Work to complete -> Your copy of the material must match it exactly, except that pictures are dropped.

## Start Recorded data

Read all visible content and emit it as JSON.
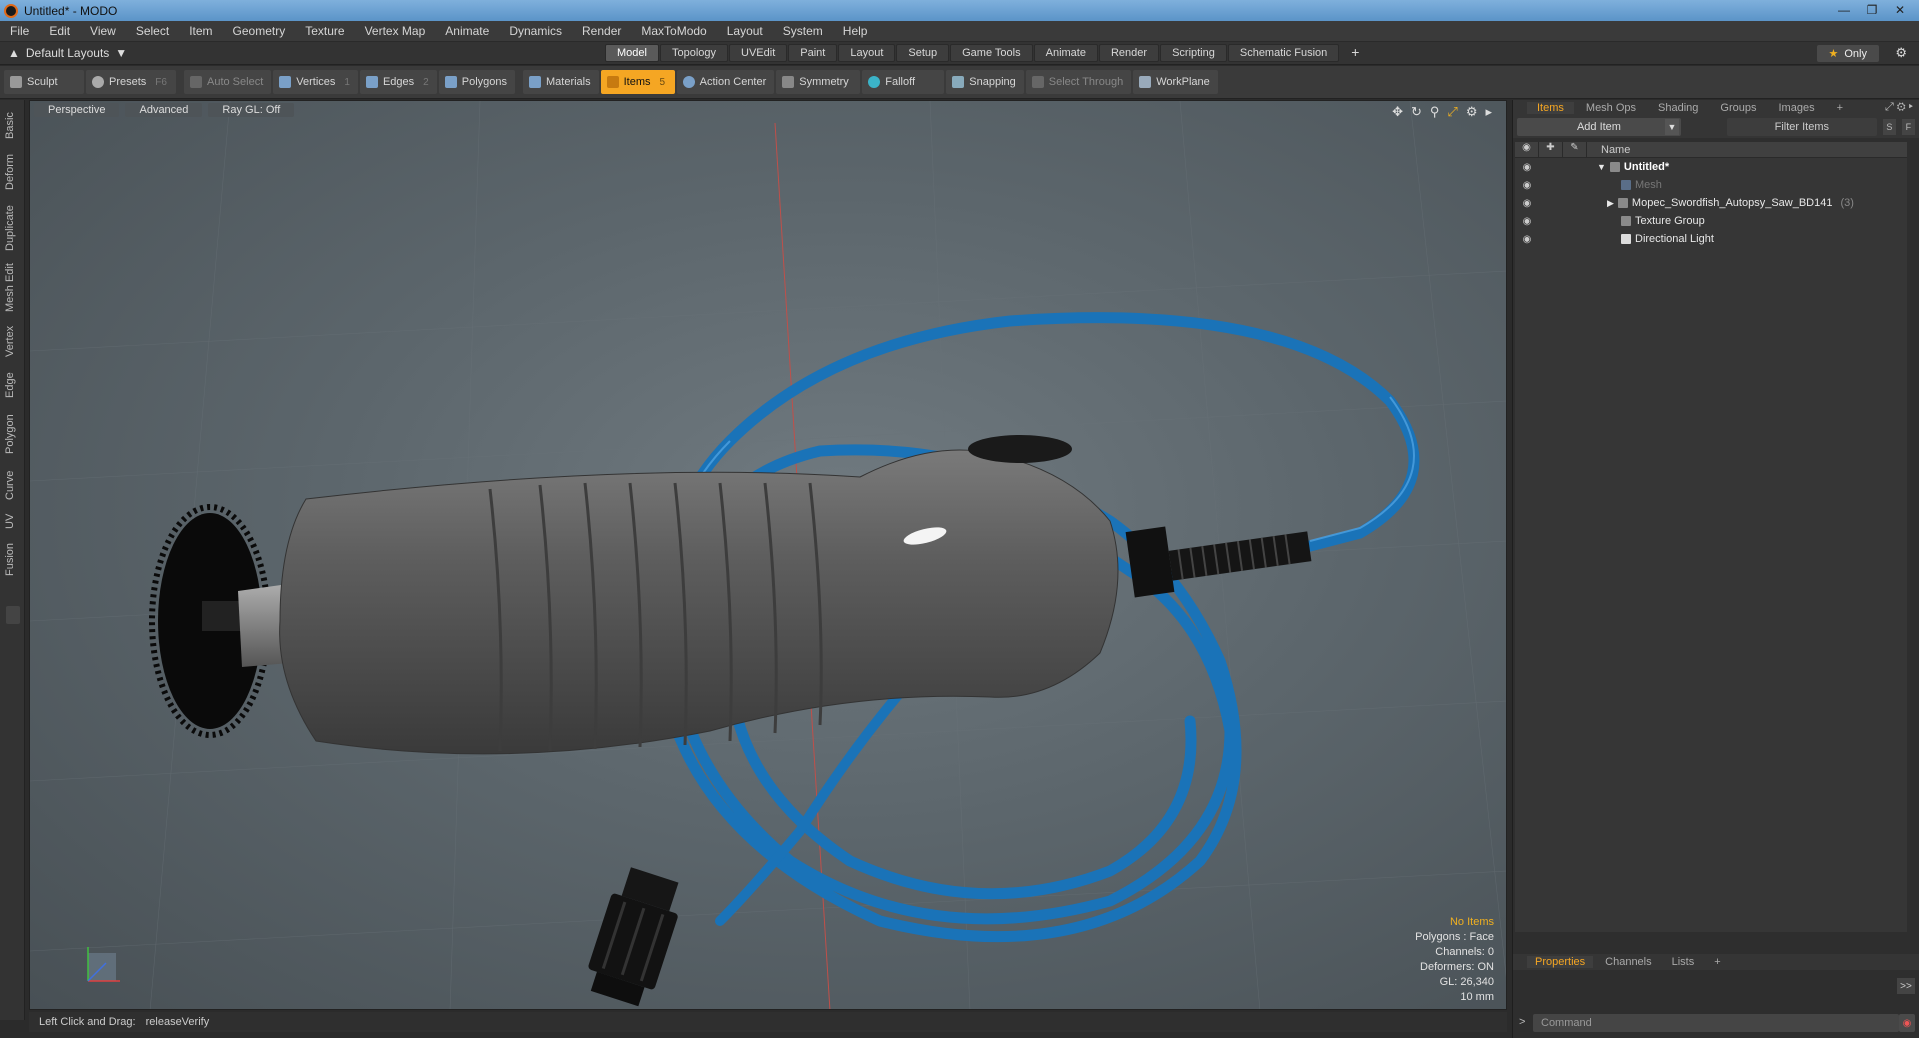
{
  "window": {
    "title": "Untitled* - MODO"
  },
  "menu": [
    "File",
    "Edit",
    "View",
    "Select",
    "Item",
    "Geometry",
    "Texture",
    "Vertex Map",
    "Animate",
    "Dynamics",
    "Render",
    "MaxToModo",
    "Layout",
    "System",
    "Help"
  ],
  "layout_select": "Default Layouts",
  "layout_tabs": [
    "Model",
    "Topology",
    "UVEdit",
    "Paint",
    "Layout",
    "Setup",
    "Game Tools",
    "Animate",
    "Render",
    "Scripting",
    "Schematic Fusion"
  ],
  "active_layout_tab": "Model",
  "only_label": "Only",
  "toolbar": {
    "sculpt": "Sculpt",
    "presets": "Presets",
    "presets_key": "F6",
    "auto_select": "Auto Select",
    "vertices": "Vertices",
    "vertices_key": "1",
    "edges": "Edges",
    "edges_key": "2",
    "polygons": "Polygons",
    "materials": "Materials",
    "items": "Items",
    "items_key": "5",
    "action_center": "Action Center",
    "symmetry": "Symmetry",
    "falloff": "Falloff",
    "snapping": "Snapping",
    "select_through": "Select Through",
    "workplane": "WorkPlane"
  },
  "left_tabs": [
    "Basic",
    "Deform",
    "Duplicate",
    "Mesh Edit",
    "Vertex",
    "Edge",
    "Polygon",
    "Curve",
    "UV",
    "Fusion"
  ],
  "viewport": {
    "view_mode": "Perspective",
    "shading": "Advanced",
    "raygl": "Ray GL: Off",
    "stats": [
      "No Items",
      "Polygons : Face",
      "Channels: 0",
      "Deformers: ON",
      "GL: 26,340",
      "10 mm"
    ]
  },
  "status": {
    "hint_label": "Left Click and Drag:",
    "hint_value": "releaseVerify"
  },
  "panel_tabs": [
    "Items",
    "Mesh Ops",
    "Shading",
    "Groups",
    "Images"
  ],
  "active_panel_tab": "Items",
  "add_item": "Add Item",
  "filter_items": "Filter Items",
  "tree_header": "Name",
  "tree": [
    {
      "label": "Untitled*",
      "bold": true,
      "dim": false,
      "count": ""
    },
    {
      "label": "Mesh",
      "bold": false,
      "dim": true,
      "count": ""
    },
    {
      "label": "Mopec_Swordfish_Autopsy_Saw_BD141",
      "bold": false,
      "dim": false,
      "count": "(3)"
    },
    {
      "label": "Texture Group",
      "bold": false,
      "dim": false,
      "count": ""
    },
    {
      "label": "Directional Light",
      "bold": false,
      "dim": false,
      "count": ""
    }
  ],
  "bottom_tabs": [
    "Properties",
    "Channels",
    "Lists"
  ],
  "active_bottom_tab": "Properties",
  "command_placeholder": "Command",
  "colors": {
    "accent": "#f5a623",
    "hose": "#1a73b8",
    "body": "#5a5a5a"
  }
}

## End Recorded data

Solution to this task ->
Read all visible content and emit it as JSON.
{
  "window": {
    "title": "Untitled* - MODO"
  },
  "menu": [
    "File",
    "Edit",
    "View",
    "Select",
    "Item",
    "Geometry",
    "Texture",
    "Vertex Map",
    "Animate",
    "Dynamics",
    "Render",
    "MaxToModo",
    "Layout",
    "System",
    "Help"
  ],
  "layout_select": "Default Layouts",
  "layout_tabs": [
    "Model",
    "Topology",
    "UVEdit",
    "Paint",
    "Layout",
    "Setup",
    "Game Tools",
    "Animate",
    "Render",
    "Scripting",
    "Schematic Fusion"
  ],
  "active_layout_tab": "Model",
  "only_label": "Only",
  "toolbar": {
    "sculpt": "Sculpt",
    "presets": "Presets",
    "presets_key": "F6",
    "auto_select": "Auto Select",
    "vertices": "Vertices",
    "vertices_key": "1",
    "edges": "Edges",
    "edges_key": "2",
    "polygons": "Polygons",
    "materials": "Materials",
    "items": "Items",
    "items_key": "5",
    "action_center": "Action Center",
    "symmetry": "Symmetry",
    "falloff": "Falloff",
    "snapping": "Snapping",
    "select_through": "Select Through",
    "workplane": "WorkPlane"
  },
  "left_tabs": [
    "Basic",
    "Deform",
    "Duplicate",
    "Mesh Edit",
    "Vertex",
    "Edge",
    "Polygon",
    "Curve",
    "UV",
    "Fusion"
  ],
  "viewport": {
    "view_mode": "Perspective",
    "shading": "Advanced",
    "raygl": "Ray GL: Off",
    "stats": [
      "No Items",
      "Polygons : Face",
      "Channels: 0",
      "Deformers: ON",
      "GL: 26,340",
      "10 mm"
    ]
  },
  "status": {
    "hint_label": "Left Click and Drag:",
    "hint_value": "releaseVerify"
  },
  "panel_tabs": [
    "Items",
    "Mesh Ops",
    "Shading",
    "Groups",
    "Images"
  ],
  "active_panel_tab": "Items",
  "add_item": "Add Item",
  "filter_items": "Filter Items",
  "tree_header": "Name",
  "tree": [
    {
      "label": "Untitled*",
      "bold": true,
      "dim": false,
      "count": ""
    },
    {
      "label": "Mesh",
      "bold": false,
      "dim": true,
      "count": ""
    },
    {
      "label": "Mopec_Swordfish_Autopsy_Saw_BD141",
      "bold": false,
      "dim": false,
      "count": "(3)"
    },
    {
      "label": "Texture Group",
      "bold": false,
      "dim": false,
      "count": ""
    },
    {
      "label": "Directional Light",
      "bold": false,
      "dim": false,
      "count": ""
    }
  ],
  "bottom_tabs": [
    "Properties",
    "Channels",
    "Lists"
  ],
  "active_bottom_tab": "Properties",
  "command_placeholder": "Command",
  "colors": {
    "accent": "#f5a623",
    "hose": "#1a73b8",
    "body": "#5a5a5a"
  }
}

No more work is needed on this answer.